**Prompt:** From the listing below, select every line where the word "nhất" appears.
^^^^
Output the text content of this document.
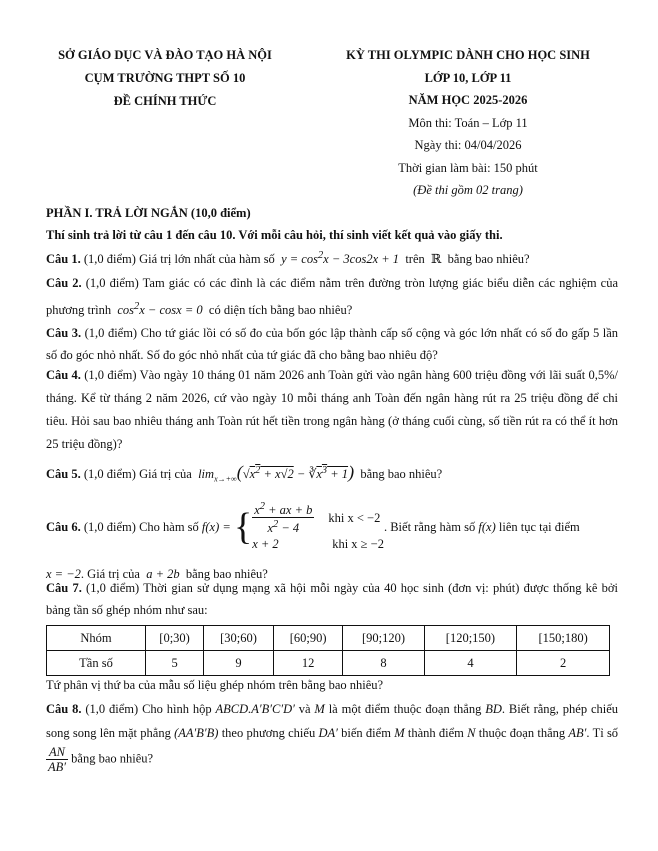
SỞ GIÁO DỤC VÀ ĐÀO TẠO HÀ NỘI
CỤM TRƯỜNG THPT SỐ 10
ĐỀ CHÍNH THỨC
KỲ THI OLYMPIC DÀNH CHO HỌC SINH
LỚP 10, LỚP 11
NĂM HỌC 2025-2026
Môn thi: Toán – Lớp 11
Ngày thi: 04/04/2026
Thời gian làm bài: 150 phút
(Đề thi gồm 02 trang)

PHẦN I. TRẢ LỜI NGẮN (10,0 điểm)

Thí sinh trả lời từ câu 1 đến câu 10. Với mỗi câu hỏi, thí sinh viết kết quả vào giấy thi.

Câu 1. (1,0 điểm) Giá trị lớn nhất của hàm số  $y = \cos^2x - 3\cos 2x + 1$  trên  ℝ  bằng bao nhiêu?

Câu 2. (1,0 điểm) Tam giác có các đỉnh là các điểm nằm trên đường tròn lượng giác biểu diễn các nghiệm của phương trình  $\cos^2x - \cos x = 0$  có diện tích bằng bao nhiêu?

Câu 3. (1,0 điểm) Cho tứ giác lồi có số đo của bốn góc lập thành cấp số cộng và góc lớn nhất có số đo gấp 5 lần số đo góc nhỏ nhất. Số đo góc nhỏ nhất của tứ giác đã cho bằng bao nhiêu độ?

Câu 4. (1,0 điểm) Vào ngày 10 tháng 01 năm 2026 anh Toàn gửi vào ngân hàng 600 triệu đồng với lãi suất 0,5%/ tháng. Kể từ tháng 2 năm 2026, cứ vào ngày 10 mỗi tháng anh Toàn đến ngân hàng rút ra 25 triệu đồng để chi tiêu. Hỏi sau bao nhiêu tháng anh Toàn rút hết tiền trong ngân hàng (ở tháng cuối cùng, số tiền rút ra có thể ít hơn 25 triệu đồng)?

Câu 5. (1,0 điểm) Giá trị của  $\lim_{x\to+\infty}(√x^2 + x√2$ − $∛x^3 + 1$) bằng bao nhiêu?

Câu 6.
(1,0 điểm)
Cho hàm số
f(x) = { $\frac{x^2 + ax + b}{x^2 - 4}$ khi x < −2
x + 2	khi x ≥ −2
. Biết rằng hàm số
f(x)
liên tục tại điểm

x = −2. Giá trị của  a + 2b  bằng bao nhiêu?

Câu 7. (1,0 điểm) Thời gian sử dụng mạng xã hội mỗi ngày của 40 học sinh (đơn vị: phút) được thống kê bởi bảng tần số ghép nhóm như sau:

Nhóm	[0;30)	[30;60)	[60;90)	[90;120)	[120;150)	[150;180)
Tần số	5	9	12	8	4	2

Tứ phân vị thứ ba của mẫu số liệu ghép nhóm trên bằng bao nhiêu?

Câu 8. (1,0 điểm) Cho hình hộp ABCD.A′B′C′D′ và M là một điểm thuộc đoạn thẳng BD. Biết rằng, phép chiếu song song lên mặt phẳng (AA′B′B) theo phương chiếu DA′ biến điểm M thành điểm N thuộc đoạn thẳng AB′. Tỉ số
$\frac{AN}{AB'}$ bằng bao nhiêu?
^^^^
**Complete response:**
Câu 1. (1,0 điểm) Giá trị lớn nhất của hàm số  $y = \cos^2x - 3\cos 2x + 1$  trên  ℝ  bằng bao nhiêu?
Câu 3. (1,0 điểm) Cho tứ giác lồi có số đo của bốn góc lập thành cấp số cộng và góc lớn nhất có số đo gấp 5 lần số đo góc nhỏ nhất. Số đo góc nhỏ nhất của tứ giác đã cho bằng bao nhiêu độ?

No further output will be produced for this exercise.